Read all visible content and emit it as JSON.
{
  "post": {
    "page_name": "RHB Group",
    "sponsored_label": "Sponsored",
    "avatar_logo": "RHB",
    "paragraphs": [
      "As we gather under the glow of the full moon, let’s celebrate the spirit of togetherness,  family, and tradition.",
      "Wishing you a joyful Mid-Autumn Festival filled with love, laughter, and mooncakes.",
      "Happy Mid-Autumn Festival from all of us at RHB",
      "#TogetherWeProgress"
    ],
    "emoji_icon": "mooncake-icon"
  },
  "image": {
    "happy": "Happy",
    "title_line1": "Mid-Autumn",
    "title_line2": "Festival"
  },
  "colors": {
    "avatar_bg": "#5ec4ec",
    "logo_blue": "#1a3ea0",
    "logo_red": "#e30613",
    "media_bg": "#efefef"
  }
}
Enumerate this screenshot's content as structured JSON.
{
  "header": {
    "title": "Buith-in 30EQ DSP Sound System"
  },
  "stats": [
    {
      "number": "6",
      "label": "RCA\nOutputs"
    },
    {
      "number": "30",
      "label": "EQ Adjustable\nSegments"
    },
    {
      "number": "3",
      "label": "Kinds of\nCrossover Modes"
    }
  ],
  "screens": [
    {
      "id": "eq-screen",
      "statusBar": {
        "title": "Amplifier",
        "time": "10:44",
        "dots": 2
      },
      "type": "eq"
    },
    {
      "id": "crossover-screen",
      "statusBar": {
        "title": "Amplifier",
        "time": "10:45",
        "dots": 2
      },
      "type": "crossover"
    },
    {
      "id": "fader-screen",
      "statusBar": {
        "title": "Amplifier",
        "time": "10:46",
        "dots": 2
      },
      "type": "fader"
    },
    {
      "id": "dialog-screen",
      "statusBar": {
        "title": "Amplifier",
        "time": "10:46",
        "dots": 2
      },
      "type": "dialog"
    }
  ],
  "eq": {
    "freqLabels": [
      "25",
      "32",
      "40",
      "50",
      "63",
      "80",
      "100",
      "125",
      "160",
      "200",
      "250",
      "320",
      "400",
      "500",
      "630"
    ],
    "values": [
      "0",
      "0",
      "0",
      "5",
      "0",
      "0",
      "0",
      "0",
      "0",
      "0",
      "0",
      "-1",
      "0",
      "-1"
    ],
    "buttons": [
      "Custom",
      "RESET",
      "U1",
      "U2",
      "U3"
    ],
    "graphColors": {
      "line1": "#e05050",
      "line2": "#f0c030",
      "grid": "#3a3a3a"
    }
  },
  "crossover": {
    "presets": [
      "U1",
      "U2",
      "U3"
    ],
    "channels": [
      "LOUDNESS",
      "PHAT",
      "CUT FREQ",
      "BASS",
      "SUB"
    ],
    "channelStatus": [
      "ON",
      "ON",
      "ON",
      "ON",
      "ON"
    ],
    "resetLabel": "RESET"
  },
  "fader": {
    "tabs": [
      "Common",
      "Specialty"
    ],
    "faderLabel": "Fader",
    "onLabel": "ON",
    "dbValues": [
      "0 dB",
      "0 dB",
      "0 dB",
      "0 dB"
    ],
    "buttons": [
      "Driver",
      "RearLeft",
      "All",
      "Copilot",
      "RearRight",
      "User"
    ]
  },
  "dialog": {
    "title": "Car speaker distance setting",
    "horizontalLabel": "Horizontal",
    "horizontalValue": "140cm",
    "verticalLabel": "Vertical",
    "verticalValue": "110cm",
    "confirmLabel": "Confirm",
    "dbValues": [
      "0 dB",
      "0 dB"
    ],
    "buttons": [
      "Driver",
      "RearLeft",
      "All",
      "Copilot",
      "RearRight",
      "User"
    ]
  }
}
★ ★ ★ ★
• _Instruction_
Your task is to transcribe the material exactly.

• _Response to this exercise_
Read all visible content and emit it as JSON.
{
  "post": {
    "page_name": "RHB Group",
    "sponsored_label": "Sponsored",
    "avatar_logo": "RHB",
    "paragraphs": [
      "As we gather under the glow of the full moon, let’s celebrate the spirit of togetherness,  family, and tradition.",
      "Wishing you a joyful Mid-Autumn Festival filled with love, laughter, and mooncakes.",
      "Happy Mid-Autumn Festival from all of us at RHB",
      "#TogetherWeProgress"
    ],
    "emoji_icon": "mooncake-icon"
  },
  "image": {
    "happy": "Happy",
    "title_line1": "Mid-Autumn",
    "title_line2": "Festival"
  },
  "colors": {
    "avatar_bg": "#5ec4ec",
    "logo_blue": "#1a3ea0",
    "logo_red": "#e30613",
    "media_bg": "#efefef"
  }
}
Enumerate this screenshot's content as structured JSON.
{
  "header": {
    "title": "Buith-in 30EQ DSP Sound System"
  },
  "stats": [
    {
      "number": "6",
      "label": "RCA\nOutputs"
    },
    {
      "number": "30",
      "label": "EQ Adjustable\nSegments"
    },
    {
      "number": "3",
      "label": "Kinds of\nCrossover Modes"
    }
  ],
  "screens": [
    {
      "id": "eq-screen",
      "statusBar": {
        "title": "Amplifier",
        "time": "10:44",
        "dots": 2
      },
      "type": "eq"
    },
    {
      "id": "crossover-screen",
      "statusBar": {
        "title": "Amplifier",
        "time": "10:45",
        "dots": 2
      },
      "type": "crossover"
    },
    {
      "id": "fader-screen",
      "statusBar": {
        "title": "Amplifier",
        "time": "10:46",
        "dots": 2
      },
      "type": "fader"
    },
    {
      "id": "dialog-screen",
      "statusBar": {
        "title": "Amplifier",
        "time": "10:46",
        "dots": 2
      },
      "type": "dialog"
    }
  ],
  "eq": {
    "freqLabels": [
      "25",
      "32",
      "40",
      "50",
      "63",
      "80",
      "100",
      "125",
      "160",
      "200",
      "250",
      "320",
      "400",
      "500",
      "630"
    ],
    "values": [
      "0",
      "0",
      "0",
      "5",
      "0",
      "0",
      "0",
      "0",
      "0",
      "0",
      "0",
      "-1",
      "0",
      "-1"
    ],
    "buttons": [
      "Custom",
      "RESET",
      "U1",
      "U2",
      "U3"
    ],
    "graphColors": {
      "line1": "#e05050",
      "line2": "#f0c030",
      "grid": "#3a3a3a"
    }
  },
  "crossover": {
    "presets": [
      "U1",
      "U2",
      "U3"
    ],
    "channels": [
      "LOUDNESS",
      "PHAT",
      "CUT FREQ",
      "BASS",
      "SUB"
    ],
    "channelStatus": [
      "ON",
      "ON",
      "ON",
      "ON",
      "ON"
    ],
    "resetLabel": "RESET"
  },
  "fader": {
    "tabs": [
      "Common",
      "Specialty"
    ],
    "faderLabel": "Fader",
    "onLabel": "ON",
    "dbValues": [
      "0 dB",
      "0 dB",
      "0 dB",
      "0 dB"
    ],
    "buttons": [
      "Driver",
      "RearLeft",
      "All",
      "Copilot",
      "RearRight",
      "User"
    ]
  },
  "dialog": {
    "title": "Car speaker distance setting",
    "horizontalLabel": "Horizontal",
    "horizontalValue": "140cm",
    "verticalLabel": "Vertical",
    "verticalValue": "110cm",
    "confirmLabel": "Confirm",
    "dbValues": [
      "0 dB",
      "0 dB"
    ],
    "buttons": [
      "Driver",
      "RearLeft",
      "All",
      "Copilot",
      "RearRight",
      "User"
    ]
  }
}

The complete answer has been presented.